(Data extracted from a collection)
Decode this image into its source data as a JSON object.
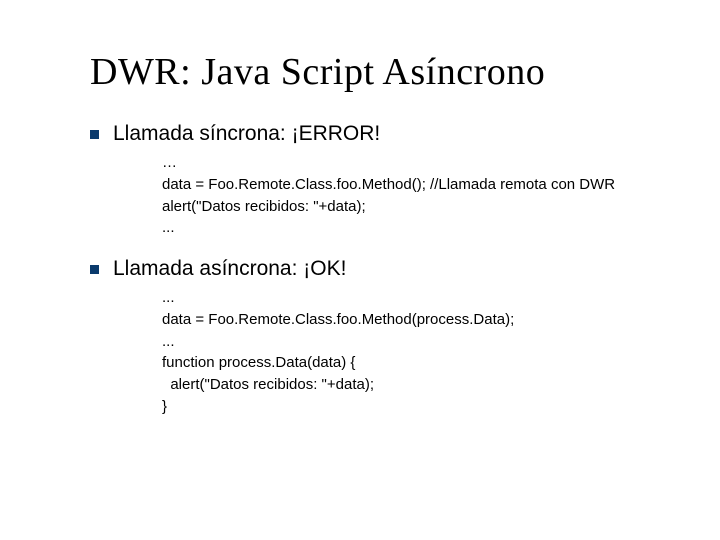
{
  "title": "DWR: Java Script Asíncrono",
  "bullets": [
    {
      "heading": "Llamada síncrona: ¡ERROR!",
      "code": "…\ndata = Foo.Remote.Class.foo.Method(); //Llamada remota con DWR\nalert(\"Datos recibidos: \"+data);\n..."
    },
    {
      "heading": "Llamada asíncrona: ¡OK!",
      "code": "...\ndata = Foo.Remote.Class.foo.Method(process.Data);\n...\nfunction process.Data(data) {\n  alert(\"Datos recibidos: \"+data);\n}"
    }
  ]
}
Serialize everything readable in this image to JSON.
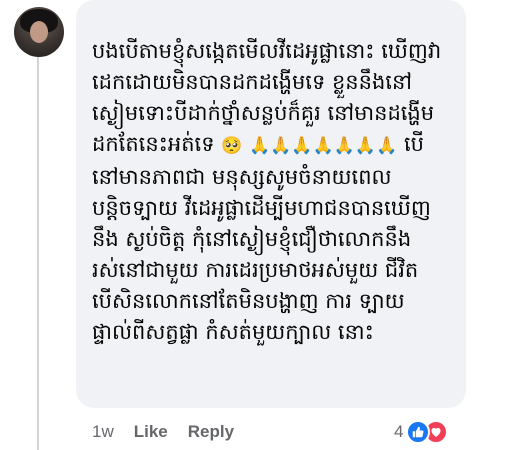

Challenge => Each record above must be returned exactly as written, with its pictures omitted.

Exercise output =>
Decode this image into its source data as a JSON object.
{
  "title": "DWR: Java Script Asíncrono",
  "bullets": [
    {
      "heading": "Llamada síncrona: ¡ERROR!",
      "code": "…\ndata = Foo.Remote.Class.foo.Method(); //Llamada remota con DWR\nalert(\"Datos recibidos: \"+data);\n..."
    },
    {
      "heading": "Llamada asíncrona: ¡OK!",
      "code": "...\ndata = Foo.Remote.Class.foo.Method(process.Data);\n...\nfunction process.Data(data) {\n  alert(\"Datos recibidos: \"+data);\n}"
    }
  ]
}
Serialize everything readable in this image to JSON.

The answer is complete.